Given instruction
Find the lines holding the string "this" in the data, then copy all of them.

Data provided
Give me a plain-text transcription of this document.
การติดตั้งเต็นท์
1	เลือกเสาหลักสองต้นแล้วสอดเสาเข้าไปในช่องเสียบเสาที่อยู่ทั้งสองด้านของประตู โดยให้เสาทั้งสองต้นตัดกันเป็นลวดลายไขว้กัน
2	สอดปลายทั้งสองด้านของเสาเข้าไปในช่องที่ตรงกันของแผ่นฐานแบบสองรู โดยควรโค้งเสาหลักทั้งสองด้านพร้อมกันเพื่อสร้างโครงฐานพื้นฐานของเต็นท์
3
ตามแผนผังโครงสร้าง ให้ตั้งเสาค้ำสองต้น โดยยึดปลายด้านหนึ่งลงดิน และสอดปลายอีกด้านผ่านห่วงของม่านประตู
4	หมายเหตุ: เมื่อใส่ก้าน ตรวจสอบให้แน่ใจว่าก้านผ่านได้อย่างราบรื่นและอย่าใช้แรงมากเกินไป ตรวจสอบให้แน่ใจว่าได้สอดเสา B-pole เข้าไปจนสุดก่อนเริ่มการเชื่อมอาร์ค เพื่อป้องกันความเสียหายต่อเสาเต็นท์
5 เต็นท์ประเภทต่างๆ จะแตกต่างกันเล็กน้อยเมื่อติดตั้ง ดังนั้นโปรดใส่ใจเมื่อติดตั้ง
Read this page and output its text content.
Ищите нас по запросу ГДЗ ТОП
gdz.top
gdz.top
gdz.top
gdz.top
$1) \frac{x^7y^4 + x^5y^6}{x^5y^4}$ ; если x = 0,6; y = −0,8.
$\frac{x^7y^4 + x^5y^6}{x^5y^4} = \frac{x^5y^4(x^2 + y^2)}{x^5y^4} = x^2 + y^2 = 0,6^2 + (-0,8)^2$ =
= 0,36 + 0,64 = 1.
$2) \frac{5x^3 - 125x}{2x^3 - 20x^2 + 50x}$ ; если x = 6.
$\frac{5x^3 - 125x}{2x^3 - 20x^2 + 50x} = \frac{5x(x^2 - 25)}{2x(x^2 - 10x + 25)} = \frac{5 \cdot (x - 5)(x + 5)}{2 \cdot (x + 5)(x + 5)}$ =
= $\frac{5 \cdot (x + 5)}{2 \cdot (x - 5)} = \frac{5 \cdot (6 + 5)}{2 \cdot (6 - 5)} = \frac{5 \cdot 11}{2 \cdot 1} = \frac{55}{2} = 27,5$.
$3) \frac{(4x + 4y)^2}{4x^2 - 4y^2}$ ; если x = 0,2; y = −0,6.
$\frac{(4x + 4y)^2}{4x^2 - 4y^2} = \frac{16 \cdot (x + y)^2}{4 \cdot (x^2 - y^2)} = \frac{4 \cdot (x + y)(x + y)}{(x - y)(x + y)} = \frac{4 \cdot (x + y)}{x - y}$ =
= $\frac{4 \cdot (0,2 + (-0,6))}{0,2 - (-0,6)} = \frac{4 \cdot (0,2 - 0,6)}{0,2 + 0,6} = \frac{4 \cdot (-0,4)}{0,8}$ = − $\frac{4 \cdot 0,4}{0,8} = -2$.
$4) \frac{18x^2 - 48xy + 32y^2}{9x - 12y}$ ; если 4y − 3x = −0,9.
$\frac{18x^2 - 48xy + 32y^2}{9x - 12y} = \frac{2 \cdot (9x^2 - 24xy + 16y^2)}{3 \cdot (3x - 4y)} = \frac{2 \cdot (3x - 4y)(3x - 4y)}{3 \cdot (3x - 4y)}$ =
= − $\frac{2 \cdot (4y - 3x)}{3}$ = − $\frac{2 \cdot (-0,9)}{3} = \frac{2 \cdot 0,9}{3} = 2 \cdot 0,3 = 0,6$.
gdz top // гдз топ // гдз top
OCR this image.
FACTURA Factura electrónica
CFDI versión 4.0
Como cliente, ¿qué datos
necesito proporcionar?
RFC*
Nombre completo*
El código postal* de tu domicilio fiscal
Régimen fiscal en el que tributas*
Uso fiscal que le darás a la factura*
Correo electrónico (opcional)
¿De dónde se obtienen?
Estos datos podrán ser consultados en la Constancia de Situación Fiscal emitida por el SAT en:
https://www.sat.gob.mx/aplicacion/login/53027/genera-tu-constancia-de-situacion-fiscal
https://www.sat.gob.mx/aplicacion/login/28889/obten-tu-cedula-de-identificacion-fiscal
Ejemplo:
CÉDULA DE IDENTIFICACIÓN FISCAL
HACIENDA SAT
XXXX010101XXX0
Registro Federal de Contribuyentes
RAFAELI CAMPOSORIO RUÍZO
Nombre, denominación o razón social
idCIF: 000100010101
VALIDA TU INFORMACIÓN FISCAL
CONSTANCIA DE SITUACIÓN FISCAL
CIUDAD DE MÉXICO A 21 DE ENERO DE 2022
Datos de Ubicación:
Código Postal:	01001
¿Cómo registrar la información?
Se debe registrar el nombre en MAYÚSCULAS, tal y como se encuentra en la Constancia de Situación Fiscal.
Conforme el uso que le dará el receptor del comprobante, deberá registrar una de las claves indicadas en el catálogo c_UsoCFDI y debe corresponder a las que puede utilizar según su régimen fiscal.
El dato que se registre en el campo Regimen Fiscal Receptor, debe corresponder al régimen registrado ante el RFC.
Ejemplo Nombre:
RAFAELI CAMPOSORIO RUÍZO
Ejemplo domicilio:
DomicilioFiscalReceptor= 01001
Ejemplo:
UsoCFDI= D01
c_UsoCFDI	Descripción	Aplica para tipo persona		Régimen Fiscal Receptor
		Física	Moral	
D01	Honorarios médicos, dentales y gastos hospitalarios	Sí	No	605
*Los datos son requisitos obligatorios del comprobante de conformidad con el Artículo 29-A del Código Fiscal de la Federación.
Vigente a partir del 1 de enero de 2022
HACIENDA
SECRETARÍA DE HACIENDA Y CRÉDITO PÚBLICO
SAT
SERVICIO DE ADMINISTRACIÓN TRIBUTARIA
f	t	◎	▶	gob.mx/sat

Result below
Give me a plain-text transcription of this document.
Read this page and output its text content.
OCR this image.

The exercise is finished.